--- start ---

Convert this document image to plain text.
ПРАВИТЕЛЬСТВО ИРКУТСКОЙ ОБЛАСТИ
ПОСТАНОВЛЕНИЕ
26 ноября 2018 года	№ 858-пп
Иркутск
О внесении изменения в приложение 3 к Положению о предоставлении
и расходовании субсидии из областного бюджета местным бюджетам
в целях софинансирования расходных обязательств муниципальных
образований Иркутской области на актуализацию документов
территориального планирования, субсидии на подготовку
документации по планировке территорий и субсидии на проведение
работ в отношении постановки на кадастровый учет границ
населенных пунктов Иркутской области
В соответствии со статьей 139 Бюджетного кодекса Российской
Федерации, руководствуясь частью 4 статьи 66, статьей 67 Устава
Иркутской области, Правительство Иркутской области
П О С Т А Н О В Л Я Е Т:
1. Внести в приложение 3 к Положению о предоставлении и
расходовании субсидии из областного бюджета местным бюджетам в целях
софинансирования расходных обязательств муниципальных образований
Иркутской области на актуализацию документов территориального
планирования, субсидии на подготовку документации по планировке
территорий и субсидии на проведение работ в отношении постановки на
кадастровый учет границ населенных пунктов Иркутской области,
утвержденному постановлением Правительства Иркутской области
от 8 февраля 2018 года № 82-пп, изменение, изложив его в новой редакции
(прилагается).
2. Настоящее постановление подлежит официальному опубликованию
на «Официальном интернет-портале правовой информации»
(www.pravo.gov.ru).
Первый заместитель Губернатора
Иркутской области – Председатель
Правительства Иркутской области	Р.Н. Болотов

--- end ---

## Written task
Reproduce the full listing word for word.

## Expected answer
Convert this document image to plain text.
ПРАВИТЕЛЬСТВО ИРКУТСКОЙ ОБЛАСТИ
ПОСТАНОВЛЕНИЕ
26 ноября 2018 года	№ 858-пп
Иркутск
О внесении изменения в приложение 3 к Положению о предоставлении
и расходовании субсидии из областного бюджета местным бюджетам
в целях софинансирования расходных обязательств муниципальных
образований Иркутской области на актуализацию документов
территориального планирования, субсидии на подготовку
документации по планировке территорий и субсидии на проведение
работ в отношении постановки на кадастровый учет границ
населенных пунктов Иркутской области
В соответствии со статьей 139 Бюджетного кодекса Российской
Федерации, руководствуясь частью 4 статьи 66, статьей 67 Устава
Иркутской области, Правительство Иркутской области
П О С Т А Н О В Л Я Е Т:
1. Внести в приложение 3 к Положению о предоставлении и
расходовании субсидии из областного бюджета местным бюджетам в целях
софинансирования расходных обязательств муниципальных образований
Иркутской области на актуализацию документов территориального
планирования, субсидии на подготовку документации по планировке
территорий и субсидии на проведение работ в отношении постановки на
кадастровый учет границ населенных пунктов Иркутской области,
утвержденному постановлением Правительства Иркутской области
от 8 февраля 2018 года № 82-пп, изменение, изложив его в новой редакции
(прилагается).
2. Настоящее постановление подлежит официальному опубликованию
на «Официальном интернет-портале правовой информации»
(www.pravo.gov.ru).
Первый заместитель Губернатора
Иркутской области – Председатель
Правительства Иркутской области	Р.Н. Болотов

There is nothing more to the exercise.